_Task statement_.
Reproduce all of the records exactly.

---------- Data shown

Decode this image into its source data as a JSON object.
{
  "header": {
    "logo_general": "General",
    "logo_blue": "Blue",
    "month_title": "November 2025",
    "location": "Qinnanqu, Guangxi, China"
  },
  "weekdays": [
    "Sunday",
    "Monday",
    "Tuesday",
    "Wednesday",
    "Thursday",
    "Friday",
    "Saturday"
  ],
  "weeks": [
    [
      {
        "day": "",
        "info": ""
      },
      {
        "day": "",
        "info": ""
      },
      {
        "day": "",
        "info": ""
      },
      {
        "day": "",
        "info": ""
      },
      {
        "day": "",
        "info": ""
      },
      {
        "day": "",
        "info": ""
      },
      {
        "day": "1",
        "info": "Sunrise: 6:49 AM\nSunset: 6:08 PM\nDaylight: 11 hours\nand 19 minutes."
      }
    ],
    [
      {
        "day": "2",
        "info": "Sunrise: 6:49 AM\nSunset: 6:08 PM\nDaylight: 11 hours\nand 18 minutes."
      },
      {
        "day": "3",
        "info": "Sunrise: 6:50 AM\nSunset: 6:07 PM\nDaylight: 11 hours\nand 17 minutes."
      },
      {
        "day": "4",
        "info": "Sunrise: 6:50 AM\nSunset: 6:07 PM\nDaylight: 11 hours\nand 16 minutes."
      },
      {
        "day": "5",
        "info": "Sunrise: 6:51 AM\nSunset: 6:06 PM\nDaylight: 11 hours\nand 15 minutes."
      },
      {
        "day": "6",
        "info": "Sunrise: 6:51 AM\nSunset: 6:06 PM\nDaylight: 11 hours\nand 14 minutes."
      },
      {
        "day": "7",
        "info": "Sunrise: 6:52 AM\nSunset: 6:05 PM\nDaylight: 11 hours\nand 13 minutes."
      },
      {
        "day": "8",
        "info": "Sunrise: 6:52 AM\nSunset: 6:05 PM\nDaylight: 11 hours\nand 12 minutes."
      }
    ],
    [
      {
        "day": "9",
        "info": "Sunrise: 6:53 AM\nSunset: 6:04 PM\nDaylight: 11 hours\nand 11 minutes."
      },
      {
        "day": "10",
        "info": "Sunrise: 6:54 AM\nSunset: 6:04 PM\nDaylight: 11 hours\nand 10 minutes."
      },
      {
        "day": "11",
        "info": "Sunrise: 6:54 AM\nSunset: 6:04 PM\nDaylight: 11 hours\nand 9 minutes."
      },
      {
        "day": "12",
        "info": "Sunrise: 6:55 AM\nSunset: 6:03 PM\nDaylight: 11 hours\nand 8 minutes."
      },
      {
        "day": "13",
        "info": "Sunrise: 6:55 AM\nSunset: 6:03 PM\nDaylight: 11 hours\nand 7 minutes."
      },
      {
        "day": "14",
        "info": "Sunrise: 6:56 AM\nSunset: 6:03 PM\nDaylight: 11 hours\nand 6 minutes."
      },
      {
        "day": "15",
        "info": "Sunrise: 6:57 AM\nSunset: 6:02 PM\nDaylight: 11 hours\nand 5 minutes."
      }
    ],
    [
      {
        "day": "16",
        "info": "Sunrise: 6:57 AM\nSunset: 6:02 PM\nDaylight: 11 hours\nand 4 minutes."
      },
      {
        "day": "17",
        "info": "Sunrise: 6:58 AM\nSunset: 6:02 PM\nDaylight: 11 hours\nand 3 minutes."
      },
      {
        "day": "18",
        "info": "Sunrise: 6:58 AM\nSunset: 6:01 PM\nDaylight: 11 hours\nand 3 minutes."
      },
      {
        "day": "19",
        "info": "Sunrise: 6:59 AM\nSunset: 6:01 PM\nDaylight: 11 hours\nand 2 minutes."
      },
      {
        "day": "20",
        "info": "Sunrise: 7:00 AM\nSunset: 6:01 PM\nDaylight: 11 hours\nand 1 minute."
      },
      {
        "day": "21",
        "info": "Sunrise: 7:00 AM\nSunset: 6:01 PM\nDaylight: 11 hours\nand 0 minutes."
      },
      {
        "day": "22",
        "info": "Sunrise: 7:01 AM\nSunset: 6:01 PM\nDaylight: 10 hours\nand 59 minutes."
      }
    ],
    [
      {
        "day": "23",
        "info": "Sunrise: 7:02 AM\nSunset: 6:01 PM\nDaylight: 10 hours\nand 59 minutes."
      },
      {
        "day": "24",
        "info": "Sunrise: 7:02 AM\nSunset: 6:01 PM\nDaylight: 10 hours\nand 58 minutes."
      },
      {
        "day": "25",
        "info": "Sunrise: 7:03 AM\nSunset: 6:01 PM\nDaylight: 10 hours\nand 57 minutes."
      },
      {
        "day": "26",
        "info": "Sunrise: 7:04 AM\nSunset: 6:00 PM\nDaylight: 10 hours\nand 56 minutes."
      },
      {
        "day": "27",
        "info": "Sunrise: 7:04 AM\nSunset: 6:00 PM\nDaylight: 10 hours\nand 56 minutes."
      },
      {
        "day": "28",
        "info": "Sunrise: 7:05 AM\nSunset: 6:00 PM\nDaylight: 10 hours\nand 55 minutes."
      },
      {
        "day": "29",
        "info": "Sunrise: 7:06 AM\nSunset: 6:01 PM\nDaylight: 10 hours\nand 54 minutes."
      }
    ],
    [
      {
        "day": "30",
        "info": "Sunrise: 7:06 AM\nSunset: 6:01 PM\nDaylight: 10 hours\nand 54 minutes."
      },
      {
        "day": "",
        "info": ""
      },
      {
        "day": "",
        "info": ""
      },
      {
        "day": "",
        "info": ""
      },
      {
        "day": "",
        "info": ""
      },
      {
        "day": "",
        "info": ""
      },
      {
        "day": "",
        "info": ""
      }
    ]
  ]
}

--------------------

_Result of the exercise_.
Decode this image into its source data as a JSON object.
{
  "header": {
    "logo_general": "General",
    "logo_blue": "Blue",
    "month_title": "November 2025",
    "location": "Qinnanqu, Guangxi, China"
  },
  "weekdays": [
    "Sunday",
    "Monday",
    "Tuesday",
    "Wednesday",
    "Thursday",
    "Friday",
    "Saturday"
  ],
  "weeks": [
    [
      {
        "day": "",
        "info": ""
      },
      {
        "day": "",
        "info": ""
      },
      {
        "day": "",
        "info": ""
      },
      {
        "day": "",
        "info": ""
      },
      {
        "day": "",
        "info": ""
      },
      {
        "day": "",
        "info": ""
      },
      {
        "day": "1",
        "info": "Sunrise: 6:49 AM\nSunset: 6:08 PM\nDaylight: 11 hours\nand 19 minutes."
      }
    ],
    [
      {
        "day": "2",
        "info": "Sunrise: 6:49 AM\nSunset: 6:08 PM\nDaylight: 11 hours\nand 18 minutes."
      },
      {
        "day": "3",
        "info": "Sunrise: 6:50 AM\nSunset: 6:07 PM\nDaylight: 11 hours\nand 17 minutes."
      },
      {
        "day": "4",
        "info": "Sunrise: 6:50 AM\nSunset: 6:07 PM\nDaylight: 11 hours\nand 16 minutes."
      },
      {
        "day": "5",
        "info": "Sunrise: 6:51 AM\nSunset: 6:06 PM\nDaylight: 11 hours\nand 15 minutes."
      },
      {
        "day": "6",
        "info": "Sunrise: 6:51 AM\nSunset: 6:06 PM\nDaylight: 11 hours\nand 14 minutes."
      },
      {
        "day": "7",
        "info": "Sunrise: 6:52 AM\nSunset: 6:05 PM\nDaylight: 11 hours\nand 13 minutes."
      },
      {
        "day": "8",
        "info": "Sunrise: 6:52 AM\nSunset: 6:05 PM\nDaylight: 11 hours\nand 12 minutes."
      }
    ],
    [
      {
        "day": "9",
        "info": "Sunrise: 6:53 AM\nSunset: 6:04 PM\nDaylight: 11 hours\nand 11 minutes."
      },
      {
        "day": "10",
        "info": "Sunrise: 6:54 AM\nSunset: 6:04 PM\nDaylight: 11 hours\nand 10 minutes."
      },
      {
        "day": "11",
        "info": "Sunrise: 6:54 AM\nSunset: 6:04 PM\nDaylight: 11 hours\nand 9 minutes."
      },
      {
        "day": "12",
        "info": "Sunrise: 6:55 AM\nSunset: 6:03 PM\nDaylight: 11 hours\nand 8 minutes."
      },
      {
        "day": "13",
        "info": "Sunrise: 6:55 AM\nSunset: 6:03 PM\nDaylight: 11 hours\nand 7 minutes."
      },
      {
        "day": "14",
        "info": "Sunrise: 6:56 AM\nSunset: 6:03 PM\nDaylight: 11 hours\nand 6 minutes."
      },
      {
        "day": "15",
        "info": "Sunrise: 6:57 AM\nSunset: 6:02 PM\nDaylight: 11 hours\nand 5 minutes."
      }
    ],
    [
      {
        "day": "16",
        "info": "Sunrise: 6:57 AM\nSunset: 6:02 PM\nDaylight: 11 hours\nand 4 minutes."
      },
      {
        "day": "17",
        "info": "Sunrise: 6:58 AM\nSunset: 6:02 PM\nDaylight: 11 hours\nand 3 minutes."
      },
      {
        "day": "18",
        "info": "Sunrise: 6:58 AM\nSunset: 6:01 PM\nDaylight: 11 hours\nand 3 minutes."
      },
      {
        "day": "19",
        "info": "Sunrise: 6:59 AM\nSunset: 6:01 PM\nDaylight: 11 hours\nand 2 minutes."
      },
      {
        "day": "20",
        "info": "Sunrise: 7:00 AM\nSunset: 6:01 PM\nDaylight: 11 hours\nand 1 minute."
      },
      {
        "day": "21",
        "info": "Sunrise: 7:00 AM\nSunset: 6:01 PM\nDaylight: 11 hours\nand 0 minutes."
      },
      {
        "day": "22",
        "info": "Sunrise: 7:01 AM\nSunset: 6:01 PM\nDaylight: 10 hours\nand 59 minutes."
      }
    ],
    [
      {
        "day": "23",
        "info": "Sunrise: 7:02 AM\nSunset: 6:01 PM\nDaylight: 10 hours\nand 59 minutes."
      },
      {
        "day": "24",
        "info": "Sunrise: 7:02 AM\nSunset: 6:01 PM\nDaylight: 10 hours\nand 58 minutes."
      },
      {
        "day": "25",
        "info": "Sunrise: 7:03 AM\nSunset: 6:01 PM\nDaylight: 10 hours\nand 57 minutes."
      },
      {
        "day": "26",
        "info": "Sunrise: 7:04 AM\nSunset: 6:00 PM\nDaylight: 10 hours\nand 56 minutes."
      },
      {
        "day": "27",
        "info": "Sunrise: 7:04 AM\nSunset: 6:00 PM\nDaylight: 10 hours\nand 56 minutes."
      },
      {
        "day": "28",
        "info": "Sunrise: 7:05 AM\nSunset: 6:00 PM\nDaylight: 10 hours\nand 55 minutes."
      },
      {
        "day": "29",
        "info": "Sunrise: 7:06 AM\nSunset: 6:01 PM\nDaylight: 10 hours\nand 54 minutes."
      }
    ],
    [
      {
        "day": "30",
        "info": "Sunrise: 7:06 AM\nSunset: 6:01 PM\nDaylight: 10 hours\nand 54 minutes."
      },
      {
        "day": "",
        "info": ""
      },
      {
        "day": "",
        "info": ""
      },
      {
        "day": "",
        "info": ""
      },
      {
        "day": "",
        "info": ""
      },
      {
        "day": "",
        "info": ""
      },
      {
        "day": "",
        "info": ""
      }
    ]
  ]
}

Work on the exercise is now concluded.